_PROBLEM DETAILS:_ From the listing below, return each line that includes "between".

_INFORMATION SUPPLIED:_

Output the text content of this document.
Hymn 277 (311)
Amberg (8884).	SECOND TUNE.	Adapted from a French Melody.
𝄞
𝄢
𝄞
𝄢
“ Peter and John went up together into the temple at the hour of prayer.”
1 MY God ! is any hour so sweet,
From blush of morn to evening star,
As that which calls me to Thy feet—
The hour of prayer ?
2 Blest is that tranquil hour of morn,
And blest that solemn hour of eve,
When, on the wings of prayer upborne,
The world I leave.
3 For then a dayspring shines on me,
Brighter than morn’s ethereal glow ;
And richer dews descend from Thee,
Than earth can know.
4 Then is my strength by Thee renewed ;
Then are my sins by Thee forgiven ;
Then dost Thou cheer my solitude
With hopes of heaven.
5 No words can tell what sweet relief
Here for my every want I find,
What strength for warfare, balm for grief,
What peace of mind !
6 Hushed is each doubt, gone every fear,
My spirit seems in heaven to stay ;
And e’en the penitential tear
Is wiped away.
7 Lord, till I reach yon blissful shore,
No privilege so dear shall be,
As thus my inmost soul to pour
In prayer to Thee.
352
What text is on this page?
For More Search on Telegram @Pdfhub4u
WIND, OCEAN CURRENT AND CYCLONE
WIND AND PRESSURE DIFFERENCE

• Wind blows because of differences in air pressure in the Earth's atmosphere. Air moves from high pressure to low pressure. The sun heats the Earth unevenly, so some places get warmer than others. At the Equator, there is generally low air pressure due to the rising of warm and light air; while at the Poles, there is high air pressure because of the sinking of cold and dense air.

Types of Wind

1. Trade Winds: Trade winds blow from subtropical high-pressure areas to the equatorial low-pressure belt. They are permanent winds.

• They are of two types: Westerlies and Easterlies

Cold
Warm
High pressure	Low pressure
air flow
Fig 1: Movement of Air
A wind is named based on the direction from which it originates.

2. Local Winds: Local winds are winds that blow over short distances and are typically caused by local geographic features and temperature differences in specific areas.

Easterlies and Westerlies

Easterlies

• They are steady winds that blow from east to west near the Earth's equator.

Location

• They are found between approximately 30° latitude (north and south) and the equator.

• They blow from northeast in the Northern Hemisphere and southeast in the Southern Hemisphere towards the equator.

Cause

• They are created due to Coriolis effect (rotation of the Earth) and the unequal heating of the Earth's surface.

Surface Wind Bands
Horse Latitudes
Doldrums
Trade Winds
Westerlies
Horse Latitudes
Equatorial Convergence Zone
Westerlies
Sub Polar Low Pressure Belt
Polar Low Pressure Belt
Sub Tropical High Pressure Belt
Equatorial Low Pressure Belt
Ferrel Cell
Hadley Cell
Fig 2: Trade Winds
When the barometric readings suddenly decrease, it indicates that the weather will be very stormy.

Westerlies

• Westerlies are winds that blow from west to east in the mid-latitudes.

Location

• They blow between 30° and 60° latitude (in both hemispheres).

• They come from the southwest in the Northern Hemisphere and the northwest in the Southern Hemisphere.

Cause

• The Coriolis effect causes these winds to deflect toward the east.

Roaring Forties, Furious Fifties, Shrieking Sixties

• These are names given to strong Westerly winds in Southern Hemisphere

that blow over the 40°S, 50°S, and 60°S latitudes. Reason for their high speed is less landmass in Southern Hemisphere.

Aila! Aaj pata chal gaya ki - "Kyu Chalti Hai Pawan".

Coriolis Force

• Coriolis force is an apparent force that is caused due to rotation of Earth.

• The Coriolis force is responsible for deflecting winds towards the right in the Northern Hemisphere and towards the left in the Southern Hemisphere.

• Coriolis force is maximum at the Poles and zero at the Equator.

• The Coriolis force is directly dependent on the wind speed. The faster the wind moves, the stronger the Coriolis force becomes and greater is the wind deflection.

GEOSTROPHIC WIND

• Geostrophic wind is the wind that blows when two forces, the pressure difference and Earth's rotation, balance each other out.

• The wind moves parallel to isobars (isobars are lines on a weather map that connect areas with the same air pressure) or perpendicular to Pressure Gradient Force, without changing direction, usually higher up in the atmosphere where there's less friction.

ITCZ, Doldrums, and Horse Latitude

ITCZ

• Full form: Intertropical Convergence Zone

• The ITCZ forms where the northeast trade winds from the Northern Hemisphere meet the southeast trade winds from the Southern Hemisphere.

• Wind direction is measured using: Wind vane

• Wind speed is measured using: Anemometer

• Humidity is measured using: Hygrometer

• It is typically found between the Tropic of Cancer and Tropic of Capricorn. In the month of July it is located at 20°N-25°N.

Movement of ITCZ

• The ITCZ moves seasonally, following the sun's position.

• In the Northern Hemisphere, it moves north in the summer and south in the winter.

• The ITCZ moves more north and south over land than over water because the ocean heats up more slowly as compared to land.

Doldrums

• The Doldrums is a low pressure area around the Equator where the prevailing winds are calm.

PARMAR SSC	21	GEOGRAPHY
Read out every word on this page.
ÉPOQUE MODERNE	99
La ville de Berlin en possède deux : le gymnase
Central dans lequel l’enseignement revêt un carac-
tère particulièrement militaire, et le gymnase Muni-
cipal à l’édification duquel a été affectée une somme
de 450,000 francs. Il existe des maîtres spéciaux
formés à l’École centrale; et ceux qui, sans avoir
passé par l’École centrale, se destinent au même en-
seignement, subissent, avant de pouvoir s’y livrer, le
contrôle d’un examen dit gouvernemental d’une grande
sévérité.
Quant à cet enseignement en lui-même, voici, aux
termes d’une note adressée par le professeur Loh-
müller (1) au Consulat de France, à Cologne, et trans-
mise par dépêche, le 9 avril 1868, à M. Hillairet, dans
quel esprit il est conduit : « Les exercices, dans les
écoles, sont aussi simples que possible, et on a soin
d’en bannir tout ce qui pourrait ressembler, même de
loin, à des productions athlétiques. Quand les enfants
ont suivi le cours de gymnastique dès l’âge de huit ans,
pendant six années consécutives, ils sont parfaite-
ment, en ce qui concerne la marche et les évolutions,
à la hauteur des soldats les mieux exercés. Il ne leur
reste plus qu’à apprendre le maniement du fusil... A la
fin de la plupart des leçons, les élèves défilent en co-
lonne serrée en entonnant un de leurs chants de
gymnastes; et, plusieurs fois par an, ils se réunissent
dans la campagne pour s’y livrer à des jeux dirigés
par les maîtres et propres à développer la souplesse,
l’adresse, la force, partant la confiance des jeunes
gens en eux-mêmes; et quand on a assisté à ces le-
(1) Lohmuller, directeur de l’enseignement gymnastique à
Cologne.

_TASK RESPONSE:_
• They are found between approximately 30° latitude (north and south) and the equator.
• They blow between 30° and 60° latitude (in both hemispheres).
• It is typically found between the Tropic of Cancer and Tropic of Capricorn. In the month of July it is located at 20°N-25°N.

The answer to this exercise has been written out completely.